— START OF RECORDS FOR PROCESSING —

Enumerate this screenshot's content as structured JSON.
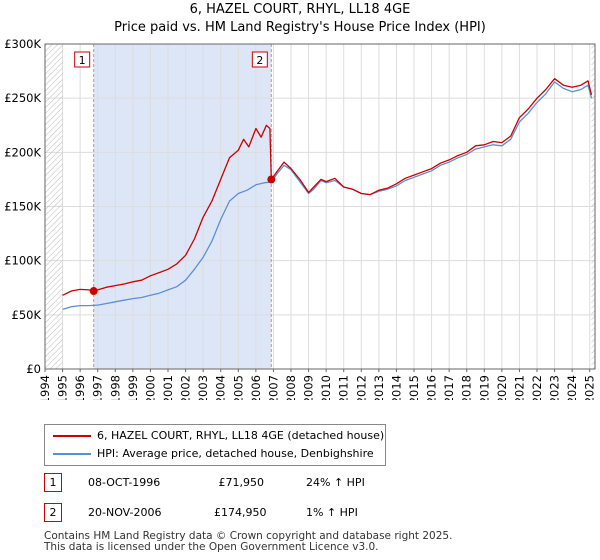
{
  "chart_data": {
    "type": "line",
    "title": "6, HAZEL COURT, RHYL, LL18 4GE",
    "subtitle": "Price paid vs. HM Land Registry's House Price Index (HPI)",
    "xlabel": "",
    "ylabel": "",
    "xlim": [
      1994.0,
      2025.3
    ],
    "ylim": [
      0,
      300000
    ],
    "y_ticks": [
      {
        "value": 0,
        "label": "£0"
      },
      {
        "value": 50000,
        "label": "£50K"
      },
      {
        "value": 100000,
        "label": "£100K"
      },
      {
        "value": 150000,
        "label": "£150K"
      },
      {
        "value": 200000,
        "label": "£200K"
      },
      {
        "value": 250000,
        "label": "£250K"
      },
      {
        "value": 300000,
        "label": "£300K"
      }
    ],
    "x_ticks": [
      "1994",
      "1995",
      "1996",
      "1997",
      "1998",
      "1999",
      "2000",
      "2001",
      "2002",
      "2003",
      "2004",
      "2005",
      "2006",
      "2007",
      "2008",
      "2009",
      "2010",
      "2011",
      "2012",
      "2013",
      "2014",
      "2015",
      "2016",
      "2017",
      "2018",
      "2019",
      "2020",
      "2021",
      "2022",
      "2023",
      "2024",
      "2025"
    ],
    "grid": true,
    "colors": {
      "price_paid": "#cc0000",
      "hpi": "#5b8fd4",
      "shade": "#dde6f7",
      "vline": "#e88080"
    },
    "shaded_span": [
      1996.77,
      2006.88
    ],
    "series": [
      {
        "name": "6, HAZEL COURT, RHYL, LL18 4GE (detached house)",
        "x": [
          1995.0,
          1995.5,
          1996.0,
          1996.5,
          1996.77,
          1997.0,
          1997.5,
          1998.0,
          1998.5,
          1999.0,
          1999.5,
          2000.0,
          2000.5,
          2001.0,
          2001.5,
          2002.0,
          2002.5,
          2003.0,
          2003.5,
          2004.0,
          2004.5,
          2005.0,
          2005.3,
          2005.6,
          2006.0,
          2006.3,
          2006.6,
          2006.8,
          2006.88,
          2007.2,
          2007.6,
          2008.0,
          2008.5,
          2009.0,
          2009.3,
          2009.7,
          2010.0,
          2010.5,
          2011.0,
          2011.5,
          2012.0,
          2012.5,
          2013.0,
          2013.5,
          2014.0,
          2014.5,
          2015.0,
          2015.5,
          2016.0,
          2016.5,
          2017.0,
          2017.5,
          2018.0,
          2018.5,
          2019.0,
          2019.5,
          2020.0,
          2020.5,
          2021.0,
          2021.5,
          2022.0,
          2022.5,
          2023.0,
          2023.5,
          2024.0,
          2024.5,
          2024.9,
          2025.1
        ],
        "y": [
          68000,
          72000,
          73500,
          73000,
          71950,
          73000,
          75500,
          77000,
          78500,
          80500,
          82000,
          86000,
          89000,
          92000,
          97000,
          105000,
          120000,
          140000,
          155000,
          175000,
          195000,
          202000,
          212000,
          205000,
          222000,
          214000,
          225000,
          222000,
          174950,
          182000,
          191000,
          185000,
          175000,
          163000,
          168000,
          175000,
          173000,
          176000,
          168000,
          166000,
          162000,
          161000,
          165000,
          167000,
          171000,
          176000,
          179000,
          182000,
          185000,
          190000,
          193000,
          197000,
          200000,
          206000,
          207000,
          210000,
          209000,
          215000,
          232000,
          240000,
          250000,
          258000,
          268000,
          262000,
          260000,
          262000,
          266000,
          253000
        ]
      },
      {
        "name": "HPI: Average price, detached house, Denbighshire",
        "x": [
          1995.0,
          1995.5,
          1996.0,
          1996.5,
          1997.0,
          1997.5,
          1998.0,
          1998.5,
          1999.0,
          1999.5,
          2000.0,
          2000.5,
          2001.0,
          2001.5,
          2002.0,
          2002.5,
          2003.0,
          2003.5,
          2004.0,
          2004.5,
          2005.0,
          2005.5,
          2006.0,
          2006.5,
          2006.88,
          2007.2,
          2007.6,
          2008.0,
          2008.5,
          2009.0,
          2009.3,
          2009.7,
          2010.0,
          2010.5,
          2011.0,
          2011.5,
          2012.0,
          2012.5,
          2013.0,
          2013.5,
          2014.0,
          2014.5,
          2015.0,
          2015.5,
          2016.0,
          2016.5,
          2017.0,
          2017.5,
          2018.0,
          2018.5,
          2019.0,
          2019.5,
          2020.0,
          2020.5,
          2021.0,
          2021.5,
          2022.0,
          2022.5,
          2023.0,
          2023.5,
          2024.0,
          2024.5,
          2024.9,
          2025.1
        ],
        "y": [
          55000,
          57500,
          58500,
          58500,
          59000,
          60500,
          62000,
          63500,
          65000,
          66000,
          68000,
          70000,
          73000,
          76000,
          82000,
          92000,
          103000,
          118000,
          138000,
          155000,
          162000,
          165000,
          170000,
          172000,
          172500,
          180000,
          188000,
          184000,
          173000,
          162000,
          166000,
          174000,
          172000,
          174000,
          168000,
          166000,
          162000,
          161000,
          164000,
          166000,
          169000,
          174000,
          177000,
          180000,
          183000,
          188000,
          191000,
          195000,
          198000,
          203000,
          205000,
          207000,
          206000,
          212000,
          228000,
          236000,
          246000,
          254000,
          265000,
          259000,
          256000,
          258000,
          262000,
          250000
        ]
      }
    ],
    "sales": [
      {
        "number": "1",
        "x": 1996.77,
        "price": 71950
      },
      {
        "number": "2",
        "x": 2006.88,
        "price": 174950
      }
    ]
  },
  "legend": {
    "items": [
      {
        "label": "6, HAZEL COURT, RHYL, LL18 4GE (detached house)"
      },
      {
        "label": "HPI: Average price, detached house, Denbighshire"
      }
    ]
  },
  "sales_table": [
    {
      "number": "1",
      "date": "08-OCT-1996",
      "price": "£71,950",
      "hpi": "24% ↑ HPI"
    },
    {
      "number": "2",
      "date": "20-NOV-2006",
      "price": "£174,950",
      "hpi": "1% ↑ HPI"
    }
  ],
  "footer": {
    "line1": "Contains HM Land Registry data © Crown copyright and database right 2025.",
    "line2": "This data is licensed under the Open Government Licence v3.0."
  }
}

— END OF RECORDS FOR PROCESSING —

## REQUIREMENT
Give the entries again word for word, but skip the pictures.

## FULL ANSWER
Enumerate this screenshot's content as structured JSON.
{
  "chart_data": {
    "type": "line",
    "title": "6, HAZEL COURT, RHYL, LL18 4GE",
    "subtitle": "Price paid vs. HM Land Registry's House Price Index (HPI)",
    "xlabel": "",
    "ylabel": "",
    "xlim": [
      1994.0,
      2025.3
    ],
    "ylim": [
      0,
      300000
    ],
    "y_ticks": [
      {
        "value": 0,
        "label": "£0"
      },
      {
        "value": 50000,
        "label": "£50K"
      },
      {
        "value": 100000,
        "label": "£100K"
      },
      {
        "value": 150000,
        "label": "£150K"
      },
      {
        "value": 200000,
        "label": "£200K"
      },
      {
        "value": 250000,
        "label": "£250K"
      },
      {
        "value": 300000,
        "label": "£300K"
      }
    ],
    "x_ticks": [
      "1994",
      "1995",
      "1996",
      "1997",
      "1998",
      "1999",
      "2000",
      "2001",
      "2002",
      "2003",
      "2004",
      "2005",
      "2006",
      "2007",
      "2008",
      "2009",
      "2010",
      "2011",
      "2012",
      "2013",
      "2014",
      "2015",
      "2016",
      "2017",
      "2018",
      "2019",
      "2020",
      "2021",
      "2022",
      "2023",
      "2024",
      "2025"
    ],
    "grid": true,
    "colors": {
      "price_paid": "#cc0000",
      "hpi": "#5b8fd4",
      "shade": "#dde6f7",
      "vline": "#e88080"
    },
    "shaded_span": [
      1996.77,
      2006.88
    ],
    "series": [
      {
        "name": "6, HAZEL COURT, RHYL, LL18 4GE (detached house)",
        "x": [
          1995.0,
          1995.5,
          1996.0,
          1996.5,
          1996.77,
          1997.0,
          1997.5,
          1998.0,
          1998.5,
          1999.0,
          1999.5,
          2000.0,
          2000.5,
          2001.0,
          2001.5,
          2002.0,
          2002.5,
          2003.0,
          2003.5,
          2004.0,
          2004.5,
          2005.0,
          2005.3,
          2005.6,
          2006.0,
          2006.3,
          2006.6,
          2006.8,
          2006.88,
          2007.2,
          2007.6,
          2008.0,
          2008.5,
          2009.0,
          2009.3,
          2009.7,
          2010.0,
          2010.5,
          2011.0,
          2011.5,
          2012.0,
          2012.5,
          2013.0,
          2013.5,
          2014.0,
          2014.5,
          2015.0,
          2015.5,
          2016.0,
          2016.5,
          2017.0,
          2017.5,
          2018.0,
          2018.5,
          2019.0,
          2019.5,
          2020.0,
          2020.5,
          2021.0,
          2021.5,
          2022.0,
          2022.5,
          2023.0,
          2023.5,
          2024.0,
          2024.5,
          2024.9,
          2025.1
        ],
        "y": [
          68000,
          72000,
          73500,
          73000,
          71950,
          73000,
          75500,
          77000,
          78500,
          80500,
          82000,
          86000,
          89000,
          92000,
          97000,
          105000,
          120000,
          140000,
          155000,
          175000,
          195000,
          202000,
          212000,
          205000,
          222000,
          214000,
          225000,
          222000,
          174950,
          182000,
          191000,
          185000,
          175000,
          163000,
          168000,
          175000,
          173000,
          176000,
          168000,
          166000,
          162000,
          161000,
          165000,
          167000,
          171000,
          176000,
          179000,
          182000,
          185000,
          190000,
          193000,
          197000,
          200000,
          206000,
          207000,
          210000,
          209000,
          215000,
          232000,
          240000,
          250000,
          258000,
          268000,
          262000,
          260000,
          262000,
          266000,
          253000
        ]
      },
      {
        "name": "HPI: Average price, detached house, Denbighshire",
        "x": [
          1995.0,
          1995.5,
          1996.0,
          1996.5,
          1997.0,
          1997.5,
          1998.0,
          1998.5,
          1999.0,
          1999.5,
          2000.0,
          2000.5,
          2001.0,
          2001.5,
          2002.0,
          2002.5,
          2003.0,
          2003.5,
          2004.0,
          2004.5,
          2005.0,
          2005.5,
          2006.0,
          2006.5,
          2006.88,
          2007.2,
          2007.6,
          2008.0,
          2008.5,
          2009.0,
          2009.3,
          2009.7,
          2010.0,
          2010.5,
          2011.0,
          2011.5,
          2012.0,
          2012.5,
          2013.0,
          2013.5,
          2014.0,
          2014.5,
          2015.0,
          2015.5,
          2016.0,
          2016.5,
          2017.0,
          2017.5,
          2018.0,
          2018.5,
          2019.0,
          2019.5,
          2020.0,
          2020.5,
          2021.0,
          2021.5,
          2022.0,
          2022.5,
          2023.0,
          2023.5,
          2024.0,
          2024.5,
          2024.9,
          2025.1
        ],
        "y": [
          55000,
          57500,
          58500,
          58500,
          59000,
          60500,
          62000,
          63500,
          65000,
          66000,
          68000,
          70000,
          73000,
          76000,
          82000,
          92000,
          103000,
          118000,
          138000,
          155000,
          162000,
          165000,
          170000,
          172000,
          172500,
          180000,
          188000,
          184000,
          173000,
          162000,
          166000,
          174000,
          172000,
          174000,
          168000,
          166000,
          162000,
          161000,
          164000,
          166000,
          169000,
          174000,
          177000,
          180000,
          183000,
          188000,
          191000,
          195000,
          198000,
          203000,
          205000,
          207000,
          206000,
          212000,
          228000,
          236000,
          246000,
          254000,
          265000,
          259000,
          256000,
          258000,
          262000,
          250000
        ]
      }
    ],
    "sales": [
      {
        "number": "1",
        "x": 1996.77,
        "price": 71950
      },
      {
        "number": "2",
        "x": 2006.88,
        "price": 174950
      }
    ]
  },
  "legend": {
    "items": [
      {
        "label": "6, HAZEL COURT, RHYL, LL18 4GE (detached house)"
      },
      {
        "label": "HPI: Average price, detached house, Denbighshire"
      }
    ]
  },
  "sales_table": [
    {
      "number": "1",
      "date": "08-OCT-1996",
      "price": "£71,950",
      "hpi": "24% ↑ HPI"
    },
    {
      "number": "2",
      "date": "20-NOV-2006",
      "price": "£174,950",
      "hpi": "1% ↑ HPI"
    }
  ],
  "footer": {
    "line1": "Contains HM Land Registry data © Crown copyright and database right 2025.",
    "line2": "This data is licensed under the Open Government Licence v3.0."
  }
}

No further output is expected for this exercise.